AUFGABE A →
Gib bitte für jede der folgenden Aussagen an, ob sie mit dem Auszug übereinstimmt, und belege dein Ja oder Nein mit den entscheidenden Worten daraus. (i) Napoleon ließ Fässer davon in Pariser Tavernen bringen. (ii) Der Rossese sollte vor dem Trinken dekantiert werden. (iii) Antonio Perrino verfügt über 40 Jahre Erfahrung.

AUSZUG →
Nicht ganz so wackelig scheint das Terrain bezüglich ihrer historischen Anhängerschaft zu sein. Andrea Doria, der legendäre genuesische Kapitän, nach dem in späteren Jahren Italiens Version der Titanic (dasselbe Schicksal) benannt wurde, motivierte damit seine Truppe, Papst Paul III versüßte sich den Lebensabend damit und Napoleon schickte vorsichtshalber ein paar Fässer davon in seine bevorzugten Pariser Tavernen. Die haben auch heutzutage wieder ein paar Exemplare davon eingebunkert.
Rossese ist zwar Tibouren, allerdings ist Rossese nicht unbedingt gleich Rossese. Die oben angesprochene Diva ist Rossese di Dolceacqua, es gibt aber auch noch Rossese di Campochiesa, die allerdings sowohl morphologisch wie auch sensorisch ganz anders ist und mit Rossese di Dolceacqua nicht mithalten kann. Dann gibt es sinnigerweise auch noch eine weiße Version, Rossese Bianco, eine Mutation und ein nettes Oxymoron, von dem ich nicht die geringste Ahnung habe, wie sie schmeckt. Wer den mitunter besten Rossese trinken will, sollte Antonio Perrinos Interpretation versuchen. Rossese di Dolceacqua ist zwar keine ONE-MAN-BAND, allerdings setzt Antonio Maßstäbe. Er hat 60 Jahre Erfahrung in den mitunter steilsten Lagen Liguriens in den Knochen und das schmeckt man. Salz & Steine, Steine & Salz und dazwischen Pfeffer, Thymian, rote Beeren, eine lebendige aber extrem feine und filigrane Textur, Trinkfluss und eine unglaubliche Länge. Dekantieren sollte man nicht, da zu viel Luft ausnahmsweise eher schadet.

(Annotierte Bereichslisten)
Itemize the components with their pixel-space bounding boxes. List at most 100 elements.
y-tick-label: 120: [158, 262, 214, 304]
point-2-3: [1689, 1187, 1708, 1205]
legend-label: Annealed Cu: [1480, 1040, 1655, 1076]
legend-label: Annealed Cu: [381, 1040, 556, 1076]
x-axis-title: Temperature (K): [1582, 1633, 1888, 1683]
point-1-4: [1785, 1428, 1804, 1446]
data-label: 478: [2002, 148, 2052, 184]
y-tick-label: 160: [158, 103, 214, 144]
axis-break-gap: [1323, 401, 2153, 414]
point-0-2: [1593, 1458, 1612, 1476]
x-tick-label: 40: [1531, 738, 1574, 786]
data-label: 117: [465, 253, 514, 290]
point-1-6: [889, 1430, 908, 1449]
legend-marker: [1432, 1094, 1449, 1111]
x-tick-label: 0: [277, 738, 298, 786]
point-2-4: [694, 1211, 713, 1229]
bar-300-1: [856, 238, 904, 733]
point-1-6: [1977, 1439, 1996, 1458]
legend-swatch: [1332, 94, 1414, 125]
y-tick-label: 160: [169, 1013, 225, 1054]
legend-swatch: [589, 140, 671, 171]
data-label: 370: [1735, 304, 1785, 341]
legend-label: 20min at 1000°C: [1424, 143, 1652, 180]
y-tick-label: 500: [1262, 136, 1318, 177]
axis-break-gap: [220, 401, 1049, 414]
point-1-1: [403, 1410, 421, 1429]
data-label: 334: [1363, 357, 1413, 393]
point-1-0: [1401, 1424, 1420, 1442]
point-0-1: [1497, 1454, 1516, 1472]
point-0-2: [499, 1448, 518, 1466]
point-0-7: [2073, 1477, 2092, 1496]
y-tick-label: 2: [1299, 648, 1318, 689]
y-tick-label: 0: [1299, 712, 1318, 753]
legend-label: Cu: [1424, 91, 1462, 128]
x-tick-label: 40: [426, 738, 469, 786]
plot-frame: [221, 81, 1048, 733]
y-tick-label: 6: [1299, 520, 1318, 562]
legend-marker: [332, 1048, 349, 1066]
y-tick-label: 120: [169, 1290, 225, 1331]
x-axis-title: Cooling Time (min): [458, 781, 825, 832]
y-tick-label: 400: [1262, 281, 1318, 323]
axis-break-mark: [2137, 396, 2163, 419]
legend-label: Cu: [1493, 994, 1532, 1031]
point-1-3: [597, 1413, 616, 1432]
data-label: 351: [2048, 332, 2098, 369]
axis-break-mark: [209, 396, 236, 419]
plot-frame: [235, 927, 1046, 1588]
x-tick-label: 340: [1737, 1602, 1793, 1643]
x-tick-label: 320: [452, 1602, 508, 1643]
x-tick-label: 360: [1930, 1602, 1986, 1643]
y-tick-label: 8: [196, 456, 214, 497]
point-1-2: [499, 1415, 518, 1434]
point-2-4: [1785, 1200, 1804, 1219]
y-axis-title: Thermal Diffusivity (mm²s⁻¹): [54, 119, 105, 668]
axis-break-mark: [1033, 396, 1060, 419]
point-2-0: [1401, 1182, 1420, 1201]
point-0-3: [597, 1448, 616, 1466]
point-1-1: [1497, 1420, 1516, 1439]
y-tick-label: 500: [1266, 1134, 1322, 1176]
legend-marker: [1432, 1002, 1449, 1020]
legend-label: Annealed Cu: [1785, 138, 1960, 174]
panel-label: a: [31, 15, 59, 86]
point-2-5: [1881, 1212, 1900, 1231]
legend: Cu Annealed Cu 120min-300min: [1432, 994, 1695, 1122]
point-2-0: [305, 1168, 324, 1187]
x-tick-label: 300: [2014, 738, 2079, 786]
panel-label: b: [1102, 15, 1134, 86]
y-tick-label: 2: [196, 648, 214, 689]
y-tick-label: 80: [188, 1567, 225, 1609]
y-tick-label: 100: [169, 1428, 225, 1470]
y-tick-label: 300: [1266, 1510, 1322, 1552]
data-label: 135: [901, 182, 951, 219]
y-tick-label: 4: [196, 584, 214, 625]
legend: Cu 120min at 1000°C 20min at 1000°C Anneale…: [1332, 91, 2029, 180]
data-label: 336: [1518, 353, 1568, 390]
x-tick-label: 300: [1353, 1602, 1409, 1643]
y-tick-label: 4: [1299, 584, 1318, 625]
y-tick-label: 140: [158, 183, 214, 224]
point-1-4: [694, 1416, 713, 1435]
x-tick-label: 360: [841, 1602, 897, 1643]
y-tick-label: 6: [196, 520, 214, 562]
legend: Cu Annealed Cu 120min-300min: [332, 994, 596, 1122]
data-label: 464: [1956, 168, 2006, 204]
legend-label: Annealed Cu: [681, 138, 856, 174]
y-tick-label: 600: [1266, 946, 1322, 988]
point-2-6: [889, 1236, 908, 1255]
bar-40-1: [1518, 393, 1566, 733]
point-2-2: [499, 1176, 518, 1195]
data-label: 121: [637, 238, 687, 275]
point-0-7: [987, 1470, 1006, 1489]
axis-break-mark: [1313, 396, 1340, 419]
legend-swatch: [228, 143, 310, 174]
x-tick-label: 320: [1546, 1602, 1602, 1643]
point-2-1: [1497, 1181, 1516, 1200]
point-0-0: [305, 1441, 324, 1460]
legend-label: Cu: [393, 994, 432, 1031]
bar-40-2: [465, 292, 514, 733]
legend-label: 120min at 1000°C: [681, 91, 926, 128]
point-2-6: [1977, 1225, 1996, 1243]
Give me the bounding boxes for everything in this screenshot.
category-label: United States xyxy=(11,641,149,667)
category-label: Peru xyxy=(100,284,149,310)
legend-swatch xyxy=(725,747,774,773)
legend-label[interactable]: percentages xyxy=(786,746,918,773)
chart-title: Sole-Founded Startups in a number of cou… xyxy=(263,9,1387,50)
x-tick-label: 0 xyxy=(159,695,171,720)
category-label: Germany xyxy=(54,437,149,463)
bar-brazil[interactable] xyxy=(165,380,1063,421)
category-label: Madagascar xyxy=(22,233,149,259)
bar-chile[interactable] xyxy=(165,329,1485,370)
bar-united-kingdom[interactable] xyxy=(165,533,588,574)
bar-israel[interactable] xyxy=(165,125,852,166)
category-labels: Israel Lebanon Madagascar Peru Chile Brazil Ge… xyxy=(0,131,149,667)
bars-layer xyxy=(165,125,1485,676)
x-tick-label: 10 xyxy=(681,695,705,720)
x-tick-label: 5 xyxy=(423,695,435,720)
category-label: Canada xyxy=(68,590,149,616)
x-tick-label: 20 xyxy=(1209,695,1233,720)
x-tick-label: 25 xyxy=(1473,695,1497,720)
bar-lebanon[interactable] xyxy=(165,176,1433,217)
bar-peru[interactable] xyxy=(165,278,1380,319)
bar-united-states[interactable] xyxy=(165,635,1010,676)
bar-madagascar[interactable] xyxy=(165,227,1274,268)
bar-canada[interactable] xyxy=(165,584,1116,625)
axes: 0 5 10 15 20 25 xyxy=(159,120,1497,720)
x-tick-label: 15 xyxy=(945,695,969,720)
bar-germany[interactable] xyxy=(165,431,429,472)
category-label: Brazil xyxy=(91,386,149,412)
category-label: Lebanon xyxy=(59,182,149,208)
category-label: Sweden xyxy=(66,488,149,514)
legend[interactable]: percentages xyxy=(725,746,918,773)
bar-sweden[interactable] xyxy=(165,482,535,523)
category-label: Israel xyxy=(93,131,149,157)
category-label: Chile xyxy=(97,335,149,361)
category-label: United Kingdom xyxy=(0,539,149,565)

AUFGABE B →
Aktualisiere die Einträge vom Anfang bis einschließlich der Zeile mit „x-axis-title: Temperature (K): [1582, 1633, 1888, 1683]“, indem du „Annealed Cu“ durch „Annealed copper“ ersetzt. Alles andere bleibt gleich, und gib nur diese Zeilen aus.

ANTWORT A →
(i) Ja: „Napoleon schickte vorsichtshalber ein paar Fässer davon in seine bevorzugten Pariser Tavernen“
(ii) Nein: „Dekantieren sollte man nicht, da zu viel Luft ausnahmsweise eher schadet.“
(iii) Nein: „Er hat 60 Jahre Erfahrung in den mitunter steilsten Lagen Liguriens in den Knochen“

ANTWORT B →
Itemize the components with their pixel-space bounding boxes. List at most 100 elements.
y-tick-label: 120: [158, 262, 214, 304]
point-2-3: [1689, 1187, 1708, 1205]
legend-label: Annealed copper: [1480, 1040, 1655, 1076]
legend-label: Annealed copper: [381, 1040, 556, 1076]
x-axis-title: Temperature (K): [1582, 1633, 1888, 1683]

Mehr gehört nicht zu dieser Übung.